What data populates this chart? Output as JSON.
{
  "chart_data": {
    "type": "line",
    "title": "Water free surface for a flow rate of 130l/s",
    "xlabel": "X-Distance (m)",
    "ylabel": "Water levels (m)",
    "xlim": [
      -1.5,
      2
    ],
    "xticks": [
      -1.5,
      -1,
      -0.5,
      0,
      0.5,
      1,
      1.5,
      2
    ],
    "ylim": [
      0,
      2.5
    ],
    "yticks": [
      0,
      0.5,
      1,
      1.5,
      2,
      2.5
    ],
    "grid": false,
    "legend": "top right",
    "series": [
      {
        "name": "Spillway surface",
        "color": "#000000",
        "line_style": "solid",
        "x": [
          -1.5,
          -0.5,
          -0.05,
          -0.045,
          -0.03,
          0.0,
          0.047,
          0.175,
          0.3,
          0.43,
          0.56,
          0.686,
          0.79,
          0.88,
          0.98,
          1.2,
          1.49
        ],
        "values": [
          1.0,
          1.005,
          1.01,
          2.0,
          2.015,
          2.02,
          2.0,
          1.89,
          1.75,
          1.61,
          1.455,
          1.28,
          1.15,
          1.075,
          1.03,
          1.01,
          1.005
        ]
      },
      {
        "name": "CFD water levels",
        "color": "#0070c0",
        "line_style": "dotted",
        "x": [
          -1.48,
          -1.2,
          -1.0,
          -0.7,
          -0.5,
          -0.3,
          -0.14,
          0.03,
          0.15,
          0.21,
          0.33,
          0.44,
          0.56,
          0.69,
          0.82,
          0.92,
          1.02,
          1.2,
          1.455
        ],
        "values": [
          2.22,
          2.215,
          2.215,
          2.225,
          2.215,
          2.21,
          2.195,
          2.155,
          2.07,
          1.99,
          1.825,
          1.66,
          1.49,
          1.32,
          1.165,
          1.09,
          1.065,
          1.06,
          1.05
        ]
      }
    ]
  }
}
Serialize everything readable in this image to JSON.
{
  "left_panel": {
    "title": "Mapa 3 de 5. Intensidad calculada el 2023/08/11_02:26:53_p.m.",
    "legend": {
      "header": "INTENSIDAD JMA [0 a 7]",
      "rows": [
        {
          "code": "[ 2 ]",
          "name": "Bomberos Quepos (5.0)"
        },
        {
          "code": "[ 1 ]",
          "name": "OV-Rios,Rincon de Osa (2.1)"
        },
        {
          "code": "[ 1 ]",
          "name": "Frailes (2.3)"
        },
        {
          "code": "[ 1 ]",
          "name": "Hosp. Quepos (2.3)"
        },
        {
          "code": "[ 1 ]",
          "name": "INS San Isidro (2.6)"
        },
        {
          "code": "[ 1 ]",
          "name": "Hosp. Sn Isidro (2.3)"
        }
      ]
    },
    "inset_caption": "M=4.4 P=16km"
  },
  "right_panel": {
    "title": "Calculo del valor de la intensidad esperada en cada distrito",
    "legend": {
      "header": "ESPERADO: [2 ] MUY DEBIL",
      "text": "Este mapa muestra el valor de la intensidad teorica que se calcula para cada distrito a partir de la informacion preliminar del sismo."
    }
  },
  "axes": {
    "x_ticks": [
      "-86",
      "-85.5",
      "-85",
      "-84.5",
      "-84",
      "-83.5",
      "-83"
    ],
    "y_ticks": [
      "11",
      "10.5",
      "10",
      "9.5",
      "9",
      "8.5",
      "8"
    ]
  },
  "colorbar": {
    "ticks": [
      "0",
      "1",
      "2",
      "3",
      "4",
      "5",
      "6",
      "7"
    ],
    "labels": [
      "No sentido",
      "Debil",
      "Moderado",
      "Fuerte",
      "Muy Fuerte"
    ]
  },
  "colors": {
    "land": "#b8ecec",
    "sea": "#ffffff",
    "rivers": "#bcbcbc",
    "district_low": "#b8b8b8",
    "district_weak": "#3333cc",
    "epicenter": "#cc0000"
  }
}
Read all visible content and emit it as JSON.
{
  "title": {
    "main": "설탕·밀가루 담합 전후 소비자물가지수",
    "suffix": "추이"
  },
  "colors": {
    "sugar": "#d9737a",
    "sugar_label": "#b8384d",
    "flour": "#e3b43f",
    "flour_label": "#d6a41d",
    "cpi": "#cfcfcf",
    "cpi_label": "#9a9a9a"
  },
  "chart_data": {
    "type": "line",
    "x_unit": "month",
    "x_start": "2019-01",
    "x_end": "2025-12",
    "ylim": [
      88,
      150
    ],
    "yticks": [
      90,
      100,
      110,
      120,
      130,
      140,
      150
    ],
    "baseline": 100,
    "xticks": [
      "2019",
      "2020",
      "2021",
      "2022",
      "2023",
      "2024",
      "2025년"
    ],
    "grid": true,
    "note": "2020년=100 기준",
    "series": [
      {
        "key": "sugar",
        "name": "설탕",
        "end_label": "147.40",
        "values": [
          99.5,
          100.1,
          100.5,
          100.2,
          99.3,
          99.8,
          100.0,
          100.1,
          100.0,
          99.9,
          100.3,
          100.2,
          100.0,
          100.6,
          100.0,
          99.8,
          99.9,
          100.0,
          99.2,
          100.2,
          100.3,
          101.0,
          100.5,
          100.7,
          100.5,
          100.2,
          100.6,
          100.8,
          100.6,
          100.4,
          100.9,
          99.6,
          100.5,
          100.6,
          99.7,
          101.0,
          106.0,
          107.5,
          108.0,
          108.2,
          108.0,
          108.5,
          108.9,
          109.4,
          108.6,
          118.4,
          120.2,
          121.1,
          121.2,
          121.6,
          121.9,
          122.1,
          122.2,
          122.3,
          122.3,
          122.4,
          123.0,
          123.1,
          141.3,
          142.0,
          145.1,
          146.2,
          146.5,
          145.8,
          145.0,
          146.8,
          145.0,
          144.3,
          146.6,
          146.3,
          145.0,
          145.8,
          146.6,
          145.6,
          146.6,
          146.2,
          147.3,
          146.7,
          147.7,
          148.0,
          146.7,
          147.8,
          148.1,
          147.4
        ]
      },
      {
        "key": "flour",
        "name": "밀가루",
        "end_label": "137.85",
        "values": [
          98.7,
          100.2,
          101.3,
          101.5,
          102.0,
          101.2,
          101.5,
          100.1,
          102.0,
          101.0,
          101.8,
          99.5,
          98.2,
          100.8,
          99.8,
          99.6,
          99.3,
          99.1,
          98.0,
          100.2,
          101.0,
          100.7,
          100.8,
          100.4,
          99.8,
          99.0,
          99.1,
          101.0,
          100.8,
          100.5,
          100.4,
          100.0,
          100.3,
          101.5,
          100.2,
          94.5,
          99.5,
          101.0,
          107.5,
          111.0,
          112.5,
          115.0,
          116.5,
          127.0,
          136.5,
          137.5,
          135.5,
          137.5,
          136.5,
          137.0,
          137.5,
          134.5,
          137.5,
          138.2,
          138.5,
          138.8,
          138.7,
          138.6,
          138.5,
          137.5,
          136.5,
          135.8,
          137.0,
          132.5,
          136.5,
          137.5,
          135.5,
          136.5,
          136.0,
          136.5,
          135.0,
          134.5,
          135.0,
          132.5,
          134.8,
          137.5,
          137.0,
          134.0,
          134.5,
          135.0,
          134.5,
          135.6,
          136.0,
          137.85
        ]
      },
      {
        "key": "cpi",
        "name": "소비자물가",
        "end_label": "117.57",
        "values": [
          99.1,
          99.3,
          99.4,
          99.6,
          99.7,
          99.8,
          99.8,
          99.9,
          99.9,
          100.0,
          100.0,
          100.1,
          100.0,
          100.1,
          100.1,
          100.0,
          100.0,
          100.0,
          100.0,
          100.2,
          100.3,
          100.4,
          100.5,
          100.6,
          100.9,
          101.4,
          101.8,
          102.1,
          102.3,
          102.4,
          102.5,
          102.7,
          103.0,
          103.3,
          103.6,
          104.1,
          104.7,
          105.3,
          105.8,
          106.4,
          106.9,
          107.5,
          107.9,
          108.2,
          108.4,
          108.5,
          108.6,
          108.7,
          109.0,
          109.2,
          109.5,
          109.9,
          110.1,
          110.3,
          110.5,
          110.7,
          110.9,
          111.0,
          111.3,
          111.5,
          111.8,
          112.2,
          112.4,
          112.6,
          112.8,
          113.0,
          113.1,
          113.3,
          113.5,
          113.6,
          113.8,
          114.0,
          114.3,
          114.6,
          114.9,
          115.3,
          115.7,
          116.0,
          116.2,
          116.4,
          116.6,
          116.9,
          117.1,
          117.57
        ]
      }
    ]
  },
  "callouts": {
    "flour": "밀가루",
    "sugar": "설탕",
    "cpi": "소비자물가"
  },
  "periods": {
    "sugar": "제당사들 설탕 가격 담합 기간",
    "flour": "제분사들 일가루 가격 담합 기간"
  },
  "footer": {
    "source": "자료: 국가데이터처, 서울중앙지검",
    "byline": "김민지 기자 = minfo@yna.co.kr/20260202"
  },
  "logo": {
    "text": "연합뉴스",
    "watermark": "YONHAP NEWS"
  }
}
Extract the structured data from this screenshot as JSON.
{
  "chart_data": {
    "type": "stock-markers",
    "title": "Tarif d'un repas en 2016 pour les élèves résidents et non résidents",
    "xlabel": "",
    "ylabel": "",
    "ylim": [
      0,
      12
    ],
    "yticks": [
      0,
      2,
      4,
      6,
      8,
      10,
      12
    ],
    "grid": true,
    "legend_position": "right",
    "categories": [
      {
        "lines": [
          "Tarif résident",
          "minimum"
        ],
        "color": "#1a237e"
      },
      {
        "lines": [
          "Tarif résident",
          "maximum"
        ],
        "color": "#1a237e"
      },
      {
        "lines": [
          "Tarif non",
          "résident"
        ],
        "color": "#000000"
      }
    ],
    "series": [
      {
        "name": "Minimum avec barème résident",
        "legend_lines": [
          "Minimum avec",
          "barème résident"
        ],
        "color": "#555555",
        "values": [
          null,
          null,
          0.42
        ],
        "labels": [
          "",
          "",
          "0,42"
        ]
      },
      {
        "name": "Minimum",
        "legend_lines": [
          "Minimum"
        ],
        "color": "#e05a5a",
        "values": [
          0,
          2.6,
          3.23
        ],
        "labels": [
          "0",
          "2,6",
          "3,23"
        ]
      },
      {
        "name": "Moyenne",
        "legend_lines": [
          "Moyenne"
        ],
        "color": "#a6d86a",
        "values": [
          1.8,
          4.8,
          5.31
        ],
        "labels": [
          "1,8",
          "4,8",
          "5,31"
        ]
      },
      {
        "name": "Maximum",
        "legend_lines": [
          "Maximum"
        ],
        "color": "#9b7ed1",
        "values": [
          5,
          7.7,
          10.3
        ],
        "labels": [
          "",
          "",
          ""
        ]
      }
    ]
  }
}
#####
## Goal of the exercise
Pull out all lines containing the word "Tarif" from the entries above.

## The completed task
    "title": "Tarif d'un repas en 2016 pour les élèves résidents et non résidents",
          "Tarif résident",
          "Tarif résident",
          "Tarif non",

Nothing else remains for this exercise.